#### Records supplied
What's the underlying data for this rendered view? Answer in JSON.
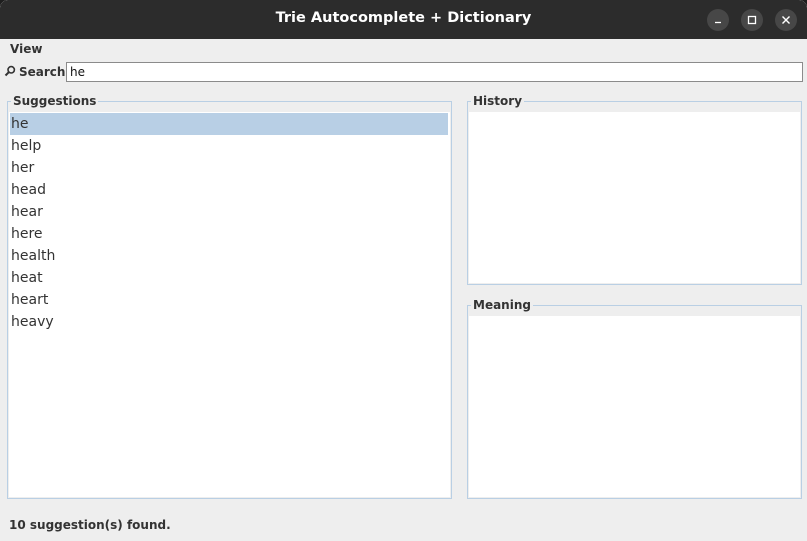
{
  "window": {
    "title": "Trie Autocomplete + Dictionary"
  },
  "menu": {
    "items": [
      "View"
    ]
  },
  "search": {
    "label": "Search:",
    "value": "he"
  },
  "suggestions": {
    "title": "Suggestions",
    "items": [
      "he",
      "help",
      "her",
      "head",
      "hear",
      "here",
      "health",
      "heat",
      "heart",
      "heavy"
    ],
    "selected_index": 0
  },
  "history": {
    "title": "History"
  },
  "meaning": {
    "title": "Meaning"
  },
  "status": {
    "text": "10 suggestion(s) found."
  },
  "colors": {
    "selection": "#b8cfe5",
    "titlebar": "#2c2c2c",
    "panel_border": "#b9cfe4"
  }
}
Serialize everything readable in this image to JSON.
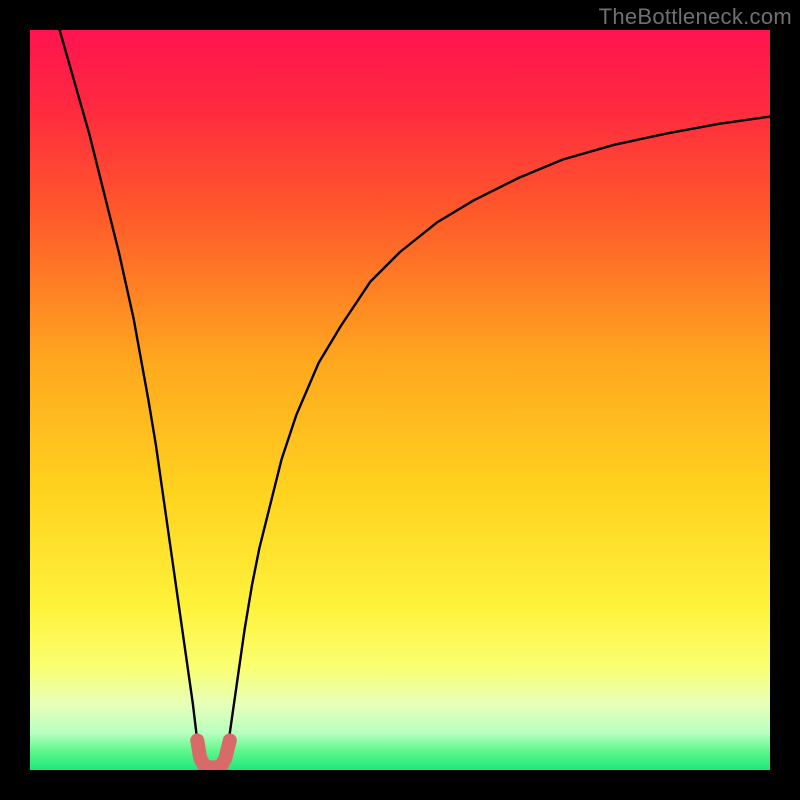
########
- **What to work on**: Exclude the pictures, and transcribe all of the material exactly.

- **Answer for this exercise**:
What's the underlying data for this rendered view? Answer in JSON.
{
  "window": {
    "title": "Trie Autocomplete + Dictionary"
  },
  "menu": {
    "items": [
      "View"
    ]
  },
  "search": {
    "label": "Search:",
    "value": "he"
  },
  "suggestions": {
    "title": "Suggestions",
    "items": [
      "he",
      "help",
      "her",
      "head",
      "hear",
      "here",
      "health",
      "heat",
      "heart",
      "heavy"
    ],
    "selected_index": 0
  },
  "history": {
    "title": "History"
  },
  "meaning": {
    "title": "Meaning"
  },
  "status": {
    "text": "10 suggestion(s) found."
  },
  "colors": {
    "selection": "#b8cfe5",
    "titlebar": "#2c2c2c",
    "panel_border": "#b9cfe4"
  }
}
Serialize everything readable in this image to JSON.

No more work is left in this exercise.